* PROVIDED DATA *
········

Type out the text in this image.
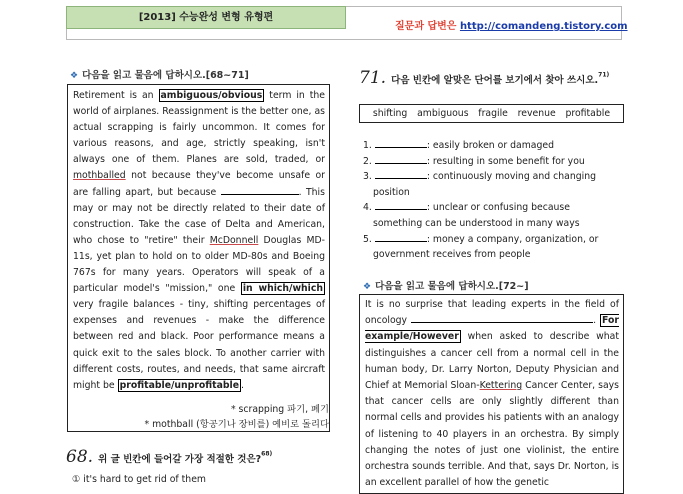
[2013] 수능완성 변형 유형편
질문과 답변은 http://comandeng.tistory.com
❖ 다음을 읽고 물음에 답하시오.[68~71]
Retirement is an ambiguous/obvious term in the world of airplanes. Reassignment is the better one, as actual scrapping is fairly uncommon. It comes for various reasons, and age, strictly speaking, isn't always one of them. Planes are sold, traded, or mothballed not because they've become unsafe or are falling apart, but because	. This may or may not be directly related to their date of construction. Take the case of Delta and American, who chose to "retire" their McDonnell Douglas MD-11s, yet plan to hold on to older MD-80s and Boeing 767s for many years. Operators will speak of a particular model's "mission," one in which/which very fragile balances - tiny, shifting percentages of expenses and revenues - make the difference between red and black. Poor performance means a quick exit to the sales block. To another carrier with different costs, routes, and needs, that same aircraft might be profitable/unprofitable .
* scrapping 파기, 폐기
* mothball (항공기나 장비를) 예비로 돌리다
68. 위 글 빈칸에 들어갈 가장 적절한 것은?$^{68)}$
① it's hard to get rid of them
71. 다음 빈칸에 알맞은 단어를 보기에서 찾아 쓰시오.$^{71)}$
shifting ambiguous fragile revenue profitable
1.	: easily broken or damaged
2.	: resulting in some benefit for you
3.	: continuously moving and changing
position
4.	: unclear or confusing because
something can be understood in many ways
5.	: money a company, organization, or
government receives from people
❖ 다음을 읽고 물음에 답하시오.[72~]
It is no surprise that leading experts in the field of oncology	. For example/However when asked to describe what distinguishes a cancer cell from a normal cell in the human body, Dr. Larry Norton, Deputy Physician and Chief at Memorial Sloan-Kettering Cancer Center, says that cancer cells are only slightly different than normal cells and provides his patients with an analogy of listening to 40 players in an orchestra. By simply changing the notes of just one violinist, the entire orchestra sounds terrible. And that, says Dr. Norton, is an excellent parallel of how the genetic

········

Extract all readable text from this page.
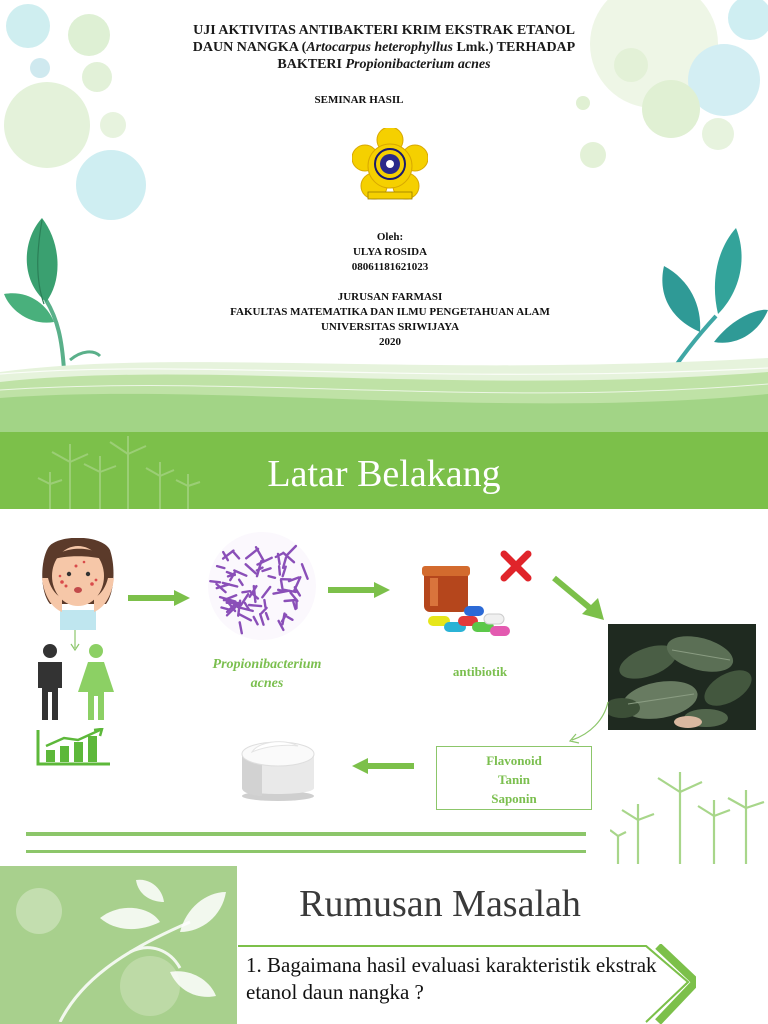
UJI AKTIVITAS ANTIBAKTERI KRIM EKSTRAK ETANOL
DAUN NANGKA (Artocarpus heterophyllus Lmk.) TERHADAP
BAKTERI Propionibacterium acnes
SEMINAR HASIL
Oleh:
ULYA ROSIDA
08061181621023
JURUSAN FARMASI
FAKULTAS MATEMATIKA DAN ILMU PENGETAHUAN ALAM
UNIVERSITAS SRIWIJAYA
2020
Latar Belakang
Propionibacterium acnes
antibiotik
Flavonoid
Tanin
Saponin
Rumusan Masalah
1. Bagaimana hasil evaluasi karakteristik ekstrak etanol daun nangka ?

········

* WORK INSTRUCTIONS *
Compute the number of lines above that contain the string "답하시오". Reply with that value only.

* SOLUTION *
2